* **TASK INSTRUCTIONS**
Make an exact copy of all the data.

*** RECORD LIST ***

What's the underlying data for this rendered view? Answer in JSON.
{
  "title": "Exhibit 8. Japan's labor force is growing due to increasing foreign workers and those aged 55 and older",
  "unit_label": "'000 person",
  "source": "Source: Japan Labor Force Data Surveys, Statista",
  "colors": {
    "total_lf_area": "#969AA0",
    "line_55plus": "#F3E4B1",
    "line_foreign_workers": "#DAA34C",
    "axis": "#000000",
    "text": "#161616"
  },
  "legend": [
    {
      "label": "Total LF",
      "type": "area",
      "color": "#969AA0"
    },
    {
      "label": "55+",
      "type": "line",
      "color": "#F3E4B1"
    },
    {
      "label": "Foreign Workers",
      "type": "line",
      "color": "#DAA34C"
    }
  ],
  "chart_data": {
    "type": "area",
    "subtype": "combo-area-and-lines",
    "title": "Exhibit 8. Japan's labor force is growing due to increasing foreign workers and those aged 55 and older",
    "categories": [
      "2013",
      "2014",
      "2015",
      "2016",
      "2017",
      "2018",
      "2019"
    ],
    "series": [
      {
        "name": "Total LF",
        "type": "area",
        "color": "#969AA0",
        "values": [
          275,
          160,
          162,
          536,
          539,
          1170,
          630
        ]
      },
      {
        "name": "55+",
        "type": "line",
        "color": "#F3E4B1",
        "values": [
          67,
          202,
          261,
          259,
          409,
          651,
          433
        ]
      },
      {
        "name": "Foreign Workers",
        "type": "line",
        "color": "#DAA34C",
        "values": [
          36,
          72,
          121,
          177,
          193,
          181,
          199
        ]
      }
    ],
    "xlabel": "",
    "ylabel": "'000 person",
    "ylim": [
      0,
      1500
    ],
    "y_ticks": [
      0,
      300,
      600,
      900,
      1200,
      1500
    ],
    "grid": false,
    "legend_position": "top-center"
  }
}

***

* **ANSWER TO THIS EXERCISE**
What's the underlying data for this rendered view? Answer in JSON.
{
  "title": "Exhibit 8. Japan's labor force is growing due to increasing foreign workers and those aged 55 and older",
  "unit_label": "'000 person",
  "source": "Source: Japan Labor Force Data Surveys, Statista",
  "colors": {
    "total_lf_area": "#969AA0",
    "line_55plus": "#F3E4B1",
    "line_foreign_workers": "#DAA34C",
    "axis": "#000000",
    "text": "#161616"
  },
  "legend": [
    {
      "label": "Total LF",
      "type": "area",
      "color": "#969AA0"
    },
    {
      "label": "55+",
      "type": "line",
      "color": "#F3E4B1"
    },
    {
      "label": "Foreign Workers",
      "type": "line",
      "color": "#DAA34C"
    }
  ],
  "chart_data": {
    "type": "area",
    "subtype": "combo-area-and-lines",
    "title": "Exhibit 8. Japan's labor force is growing due to increasing foreign workers and those aged 55 and older",
    "categories": [
      "2013",
      "2014",
      "2015",
      "2016",
      "2017",
      "2018",
      "2019"
    ],
    "series": [
      {
        "name": "Total LF",
        "type": "area",
        "color": "#969AA0",
        "values": [
          275,
          160,
          162,
          536,
          539,
          1170,
          630
        ]
      },
      {
        "name": "55+",
        "type": "line",
        "color": "#F3E4B1",
        "values": [
          67,
          202,
          261,
          259,
          409,
          651,
          433
        ]
      },
      {
        "name": "Foreign Workers",
        "type": "line",
        "color": "#DAA34C",
        "values": [
          36,
          72,
          121,
          177,
          193,
          181,
          199
        ]
      }
    ],
    "xlabel": "",
    "ylabel": "'000 person",
    "ylim": [
      0,
      1500
    ],
    "y_ticks": [
      0,
      300,
      600,
      900,
      1200,
      1500
    ],
    "grid": false,
    "legend_position": "top-center"
  }
}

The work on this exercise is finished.